▶ GOAL OF THE EXERCISE:
Set down, without alteration, the lines from the one that contains "Convert this document image to plain text." through the final line of the material below.

(Items listed in a dataset)
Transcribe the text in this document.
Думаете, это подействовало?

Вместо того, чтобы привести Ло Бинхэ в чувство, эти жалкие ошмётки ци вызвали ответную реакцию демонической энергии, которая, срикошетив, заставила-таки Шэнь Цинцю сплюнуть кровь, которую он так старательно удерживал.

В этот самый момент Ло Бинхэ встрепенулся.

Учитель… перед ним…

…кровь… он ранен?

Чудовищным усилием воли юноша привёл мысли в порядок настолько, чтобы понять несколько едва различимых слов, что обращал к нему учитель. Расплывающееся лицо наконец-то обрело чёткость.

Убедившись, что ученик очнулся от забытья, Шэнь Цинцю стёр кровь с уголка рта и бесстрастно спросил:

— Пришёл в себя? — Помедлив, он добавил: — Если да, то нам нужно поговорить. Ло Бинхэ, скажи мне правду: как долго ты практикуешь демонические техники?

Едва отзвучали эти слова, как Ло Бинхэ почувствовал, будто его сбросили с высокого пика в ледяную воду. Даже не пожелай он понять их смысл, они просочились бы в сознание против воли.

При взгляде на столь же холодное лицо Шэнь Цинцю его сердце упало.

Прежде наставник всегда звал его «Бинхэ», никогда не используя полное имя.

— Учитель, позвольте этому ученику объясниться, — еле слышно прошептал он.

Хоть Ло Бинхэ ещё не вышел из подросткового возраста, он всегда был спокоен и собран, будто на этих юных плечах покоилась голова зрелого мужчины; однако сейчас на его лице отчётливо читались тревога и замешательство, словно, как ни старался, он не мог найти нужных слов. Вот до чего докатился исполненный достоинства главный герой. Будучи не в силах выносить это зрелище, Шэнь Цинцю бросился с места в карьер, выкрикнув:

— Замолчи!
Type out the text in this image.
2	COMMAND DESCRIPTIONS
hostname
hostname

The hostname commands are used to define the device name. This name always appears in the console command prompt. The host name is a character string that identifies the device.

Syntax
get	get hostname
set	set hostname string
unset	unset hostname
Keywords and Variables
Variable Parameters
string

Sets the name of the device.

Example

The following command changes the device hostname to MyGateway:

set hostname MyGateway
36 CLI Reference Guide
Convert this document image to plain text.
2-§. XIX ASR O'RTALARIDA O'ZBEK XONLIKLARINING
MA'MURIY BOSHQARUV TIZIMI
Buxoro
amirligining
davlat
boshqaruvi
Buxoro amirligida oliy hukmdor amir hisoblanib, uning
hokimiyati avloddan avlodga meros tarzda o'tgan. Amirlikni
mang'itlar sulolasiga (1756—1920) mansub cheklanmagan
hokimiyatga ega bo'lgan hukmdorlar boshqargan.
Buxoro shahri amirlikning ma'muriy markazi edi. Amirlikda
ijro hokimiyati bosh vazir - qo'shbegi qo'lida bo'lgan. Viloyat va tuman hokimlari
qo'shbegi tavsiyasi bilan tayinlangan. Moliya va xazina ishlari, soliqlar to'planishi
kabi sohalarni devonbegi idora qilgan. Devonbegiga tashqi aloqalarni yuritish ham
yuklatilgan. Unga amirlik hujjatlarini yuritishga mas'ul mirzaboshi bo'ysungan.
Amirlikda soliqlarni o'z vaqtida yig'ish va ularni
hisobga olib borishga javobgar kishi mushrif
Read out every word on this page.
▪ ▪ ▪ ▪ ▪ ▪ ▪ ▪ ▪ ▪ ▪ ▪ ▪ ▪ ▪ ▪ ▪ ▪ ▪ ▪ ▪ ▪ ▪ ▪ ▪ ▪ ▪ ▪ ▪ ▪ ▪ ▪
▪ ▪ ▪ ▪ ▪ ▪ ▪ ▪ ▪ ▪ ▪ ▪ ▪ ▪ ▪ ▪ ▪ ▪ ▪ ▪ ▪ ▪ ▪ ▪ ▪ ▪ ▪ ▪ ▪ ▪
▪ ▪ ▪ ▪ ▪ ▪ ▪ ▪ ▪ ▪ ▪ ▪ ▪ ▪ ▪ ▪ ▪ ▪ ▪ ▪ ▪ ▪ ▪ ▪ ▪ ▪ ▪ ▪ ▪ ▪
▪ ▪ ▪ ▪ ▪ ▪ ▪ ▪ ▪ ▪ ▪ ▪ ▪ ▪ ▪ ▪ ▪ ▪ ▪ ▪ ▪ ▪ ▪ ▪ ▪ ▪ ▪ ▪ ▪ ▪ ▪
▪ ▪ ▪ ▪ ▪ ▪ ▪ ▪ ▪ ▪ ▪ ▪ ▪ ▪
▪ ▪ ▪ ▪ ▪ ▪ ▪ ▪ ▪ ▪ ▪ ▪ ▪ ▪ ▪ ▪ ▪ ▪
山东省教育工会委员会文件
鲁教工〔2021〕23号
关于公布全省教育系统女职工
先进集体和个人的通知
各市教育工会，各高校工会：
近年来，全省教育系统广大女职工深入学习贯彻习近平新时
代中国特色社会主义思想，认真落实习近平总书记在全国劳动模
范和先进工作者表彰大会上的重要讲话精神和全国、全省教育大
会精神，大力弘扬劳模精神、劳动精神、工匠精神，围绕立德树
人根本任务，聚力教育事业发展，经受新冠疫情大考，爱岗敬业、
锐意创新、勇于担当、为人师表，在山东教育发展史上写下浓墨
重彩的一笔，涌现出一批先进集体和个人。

▶ REPLY:
Convert this document image to plain text.
2-§. XIX ASR O'RTALARIDA O'ZBEK XONLIKLARINING
MA'MURIY BOSHQARUV TIZIMI
Buxoro
amirligining
davlat
boshqaruvi
Buxoro amirligida oliy hukmdor amir hisoblanib, uning
hokimiyati avloddan avlodga meros tarzda o'tgan. Amirlikni
mang'itlar sulolasiga (1756—1920) mansub cheklanmagan
hokimiyatga ega bo'lgan hukmdorlar boshqargan.
Buxoro shahri amirlikning ma'muriy markazi edi. Amirlikda
ijro hokimiyati bosh vazir - qo'shbegi qo'lida bo'lgan. Viloyat va tuman hokimlari
qo'shbegi tavsiyasi bilan tayinlangan. Moliya va xazina ishlari, soliqlar to'planishi
kabi sohalarni devonbegi idora qilgan. Devonbegiga tashqi aloqalarni yuritish ham
yuklatilgan. Unga amirlik hujjatlarini yuritishga mas'ul mirzaboshi bo'ysungan.
Amirlikda soliqlarni o'z vaqtida yig'ish va ularni
hisobga olib borishga javobgar kishi mushrif
Read out every word on this page.
▪ ▪ ▪ ▪ ▪ ▪ ▪ ▪ ▪ ▪ ▪ ▪ ▪ ▪ ▪ ▪ ▪ ▪ ▪ ▪ ▪ ▪ ▪ ▪ ▪ ▪ ▪ ▪ ▪ ▪ ▪ ▪
▪ ▪ ▪ ▪ ▪ ▪ ▪ ▪ ▪ ▪ ▪ ▪ ▪ ▪ ▪ ▪ ▪ ▪ ▪ ▪ ▪ ▪ ▪ ▪ ▪ ▪ ▪ ▪ ▪ ▪
▪ ▪ ▪ ▪ ▪ ▪ ▪ ▪ ▪ ▪ ▪ ▪ ▪ ▪ ▪ ▪ ▪ ▪ ▪ ▪ ▪ ▪ ▪ ▪ ▪ ▪ ▪ ▪ ▪ ▪
▪ ▪ ▪ ▪ ▪ ▪ ▪ ▪ ▪ ▪ ▪ ▪ ▪ ▪ ▪ ▪ ▪ ▪ ▪ ▪ ▪ ▪ ▪ ▪ ▪ ▪ ▪ ▪ ▪ ▪ ▪
▪ ▪ ▪ ▪ ▪ ▪ ▪ ▪ ▪ ▪ ▪ ▪ ▪ ▪
▪ ▪ ▪ ▪ ▪ ▪ ▪ ▪ ▪ ▪ ▪ ▪ ▪ ▪ ▪ ▪ ▪ ▪
山东省教育工会委员会文件
鲁教工〔2021〕23号
关于公布全省教育系统女职工
先进集体和个人的通知
各市教育工会，各高校工会：
近年来，全省教育系统广大女职工深入学习贯彻习近平新时
代中国特色社会主义思想，认真落实习近平总书记在全国劳动模
范和先进工作者表彰大会上的重要讲话精神和全国、全省教育大
会精神，大力弘扬劳模精神、劳动精神、工匠精神，围绕立德树
人根本任务，聚力教育事业发展，经受新冠疫情大考，爱岗敬业、
锐意创新、勇于担当、为人师表，在山东教育发展史上写下浓墨
重彩的一笔，涌现出一批先进集体和个人。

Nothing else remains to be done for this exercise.